=== Objective ===
Gather each line of the records where "this" appears.

(Data listing)
__________________________________________________
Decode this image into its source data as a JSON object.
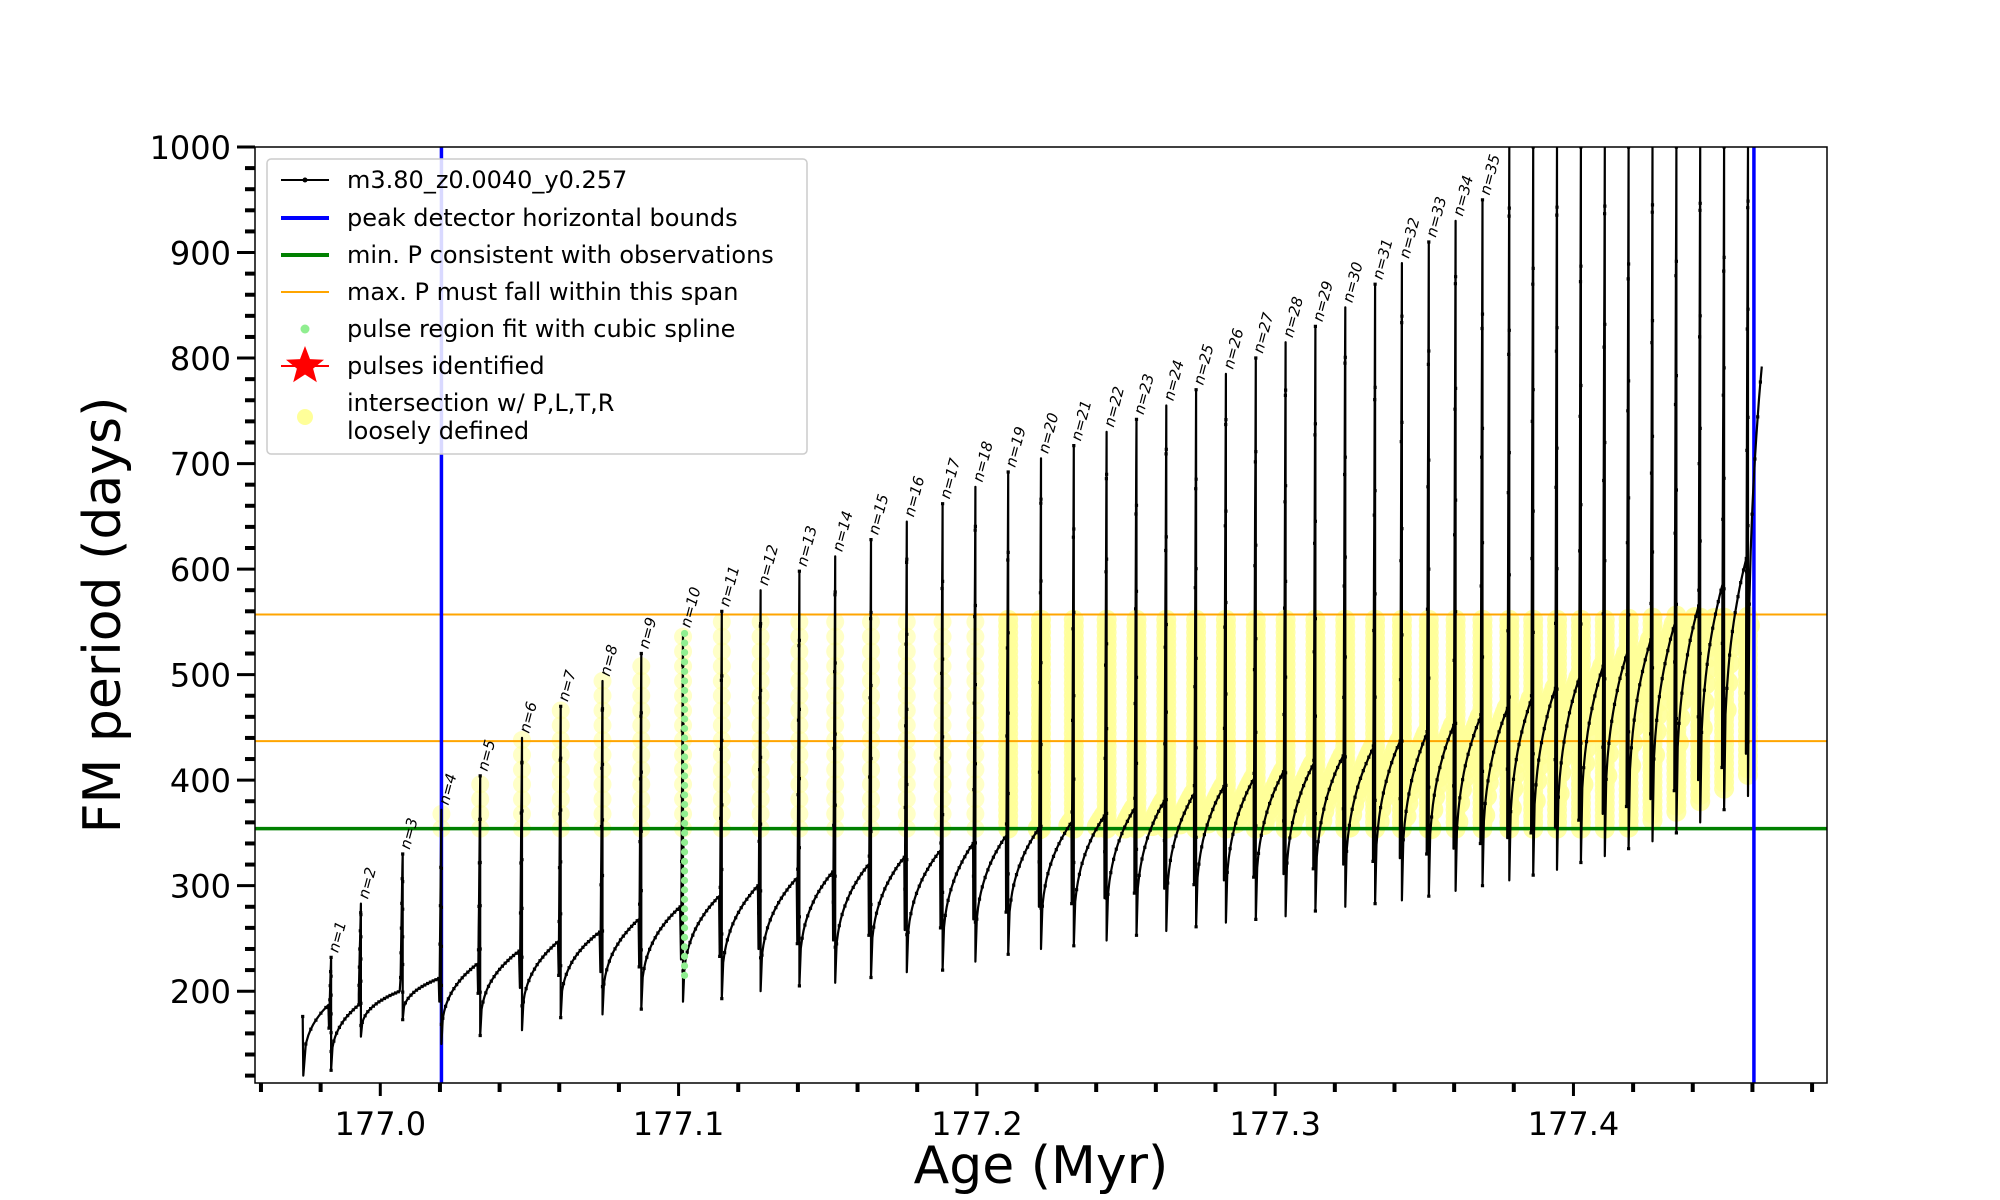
{
  "chart_data": {
    "type": "line",
    "xlabel": "Age (Myr)",
    "ylabel": "FM period (days)",
    "xlim": [
      176.958,
      177.485
    ],
    "ylim": [
      113,
      1000
    ],
    "x_ticks": [
      {
        "value": 177.0,
        "label": "177.0"
      },
      {
        "value": 177.1,
        "label": "177.1"
      },
      {
        "value": 177.2,
        "label": "177.2"
      },
      {
        "value": 177.3,
        "label": "177.3"
      },
      {
        "value": 177.4,
        "label": "177.4"
      }
    ],
    "y_ticks": [
      {
        "value": 200,
        "label": "200"
      },
      {
        "value": 300,
        "label": "300"
      },
      {
        "value": 400,
        "label": "400"
      },
      {
        "value": 500,
        "label": "500"
      },
      {
        "value": 600,
        "label": "600"
      },
      {
        "value": 700,
        "label": "700"
      },
      {
        "value": 800,
        "label": "800"
      },
      {
        "value": 900,
        "label": "900"
      },
      {
        "value": 1000,
        "label": "1000"
      }
    ],
    "legend": {
      "position": "upper-left",
      "entries": [
        {
          "label": "m3.80_z0.0040_y0.257",
          "style": "black-line-dots",
          "color": "#000000"
        },
        {
          "label": "peak detector horizontal bounds",
          "style": "line",
          "color": "#0000ff"
        },
        {
          "label": "min. P consistent with observations",
          "style": "line",
          "color": "#008000"
        },
        {
          "label": "max. P must fall within this span",
          "style": "thin-line",
          "color": "#ffa500"
        },
        {
          "label": "pulse region fit with cubic spline",
          "style": "dot",
          "color": "#90ee90"
        },
        {
          "label": "pulses identified",
          "style": "star",
          "color": "#ff0000"
        },
        {
          "label": "intersection w/ P,L,T,R",
          "label2": "loosely defined",
          "style": "circle",
          "color": "#ffff99"
        }
      ]
    },
    "vertical_lines": [
      {
        "x": 177.0205,
        "color": "#0000ff"
      },
      {
        "x": 177.4605,
        "color": "#0000ff"
      }
    ],
    "horizontal_lines": [
      {
        "y": 354,
        "color": "#008000",
        "width": 3.5
      },
      {
        "y": 437,
        "color": "#ffa500",
        "width": 2
      },
      {
        "y": 557,
        "color": "#ffa500",
        "width": 2
      }
    ],
    "pulse_labels": [
      "n=1",
      "n=2",
      "n=3",
      "n=4",
      "n=5",
      "n=6",
      "n=7",
      "n=8",
      "n=9",
      "n=10",
      "n=11",
      "n=12",
      "n=13",
      "n=14",
      "n=15",
      "n=16",
      "n=17",
      "n=18",
      "n=19",
      "n=20",
      "n=21",
      "n=22",
      "n=23",
      "n=24",
      "n=25",
      "n=26",
      "n=27",
      "n=28",
      "n=29",
      "n=30",
      "n=31",
      "n=32",
      "n=33",
      "n=34",
      "n=35"
    ],
    "pulses": [
      {
        "x": 176.9835,
        "peak": 232,
        "min": 125,
        "base_end": 187
      },
      {
        "x": 176.9935,
        "peak": 283,
        "min": 157,
        "base_end": 200
      },
      {
        "x": 177.0075,
        "peak": 330,
        "min": 173,
        "base_end": 212
      },
      {
        "x": 177.0205,
        "peak": 372,
        "min": 150,
        "base_end": 226
      },
      {
        "x": 177.0335,
        "peak": 404,
        "min": 158,
        "base_end": 238
      },
      {
        "x": 177.0475,
        "peak": 440,
        "min": 163,
        "base_end": 247
      },
      {
        "x": 177.0605,
        "peak": 470,
        "min": 175,
        "base_end": 256
      },
      {
        "x": 177.0745,
        "peak": 494,
        "min": 178,
        "base_end": 268
      },
      {
        "x": 177.0875,
        "peak": 520,
        "min": 183,
        "base_end": 280
      },
      {
        "x": 177.1015,
        "peak": 540,
        "min": 190,
        "base_end": 290
      },
      {
        "x": 177.1145,
        "peak": 560,
        "min": 193,
        "base_end": 300
      },
      {
        "x": 177.1275,
        "peak": 580,
        "min": 200,
        "base_end": 307
      },
      {
        "x": 177.1405,
        "peak": 598,
        "min": 205,
        "base_end": 313
      },
      {
        "x": 177.1525,
        "peak": 612,
        "min": 208,
        "base_end": 320
      },
      {
        "x": 177.1645,
        "peak": 628,
        "min": 213,
        "base_end": 327
      },
      {
        "x": 177.1765,
        "peak": 645,
        "min": 218,
        "base_end": 333
      },
      {
        "x": 177.1885,
        "peak": 662,
        "min": 220,
        "base_end": 340
      },
      {
        "x": 177.1995,
        "peak": 678,
        "min": 228,
        "base_end": 347
      },
      {
        "x": 177.2105,
        "peak": 692,
        "min": 235,
        "base_end": 354
      },
      {
        "x": 177.2215,
        "peak": 705,
        "min": 240,
        "base_end": 360
      },
      {
        "x": 177.2325,
        "peak": 717,
        "min": 243,
        "base_end": 366
      },
      {
        "x": 177.2435,
        "peak": 730,
        "min": 248,
        "base_end": 373
      },
      {
        "x": 177.2535,
        "peak": 742,
        "min": 253,
        "base_end": 380
      },
      {
        "x": 177.2635,
        "peak": 755,
        "min": 257,
        "base_end": 387
      },
      {
        "x": 177.2735,
        "peak": 770,
        "min": 261,
        "base_end": 394
      },
      {
        "x": 177.2835,
        "peak": 785,
        "min": 265,
        "base_end": 401
      },
      {
        "x": 177.2935,
        "peak": 800,
        "min": 268,
        "base_end": 408
      },
      {
        "x": 177.3035,
        "peak": 815,
        "min": 271,
        "base_end": 415
      },
      {
        "x": 177.3135,
        "peak": 830,
        "min": 276,
        "base_end": 423
      },
      {
        "x": 177.3235,
        "peak": 848,
        "min": 280,
        "base_end": 430
      },
      {
        "x": 177.3335,
        "peak": 870,
        "min": 283,
        "base_end": 437
      },
      {
        "x": 177.3425,
        "peak": 890,
        "min": 286,
        "base_end": 444
      },
      {
        "x": 177.3515,
        "peak": 910,
        "min": 290,
        "base_end": 452
      },
      {
        "x": 177.3605,
        "peak": 930,
        "min": 295,
        "base_end": 460
      },
      {
        "x": 177.3695,
        "peak": 950,
        "min": 300,
        "base_end": 468
      },
      {
        "x": 177.3785,
        "peak": 1000,
        "min": 305,
        "base_end": 477
      },
      {
        "x": 177.3865,
        "peak": 1000,
        "min": 310,
        "base_end": 487
      },
      {
        "x": 177.3945,
        "peak": 1000,
        "min": 315,
        "base_end": 497
      },
      {
        "x": 177.4025,
        "peak": 1000,
        "min": 322,
        "base_end": 508
      },
      {
        "x": 177.4105,
        "peak": 1000,
        "min": 328,
        "base_end": 520
      },
      {
        "x": 177.4185,
        "peak": 1000,
        "min": 335,
        "base_end": 533
      },
      {
        "x": 177.4265,
        "peak": 1000,
        "min": 342,
        "base_end": 548
      },
      {
        "x": 177.4345,
        "peak": 1000,
        "min": 350,
        "base_end": 565
      },
      {
        "x": 177.4425,
        "peak": 1000,
        "min": 360,
        "base_end": 585
      },
      {
        "x": 177.4505,
        "peak": 1000,
        "min": 372,
        "base_end": 610
      },
      {
        "x": 177.4585,
        "peak": 1000,
        "min": 385,
        "base_end": 640
      }
    ],
    "final_segment": {
      "x_end": 177.4635,
      "y_end": 792
    },
    "spline_pulse_index": 9,
    "yellow_band": {
      "lower": [
        [
          177.017,
          354
        ],
        [
          177.21,
          354
        ],
        [
          177.33,
          354
        ],
        [
          177.38,
          380
        ],
        [
          177.46,
          540
        ]
      ],
      "upper": [
        [
          177.017,
          380
        ],
        [
          177.05,
          460
        ],
        [
          177.21,
          470
        ],
        [
          177.3,
          530
        ],
        [
          177.37,
          557
        ],
        [
          177.46,
          557
        ]
      ],
      "dense_from_x": 177.205
    },
    "grid": false
  }
}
__________________________________________________
=== Task output ===
Decode this image into its source data as a JSON object.
          "label": "max. P must fall within this span",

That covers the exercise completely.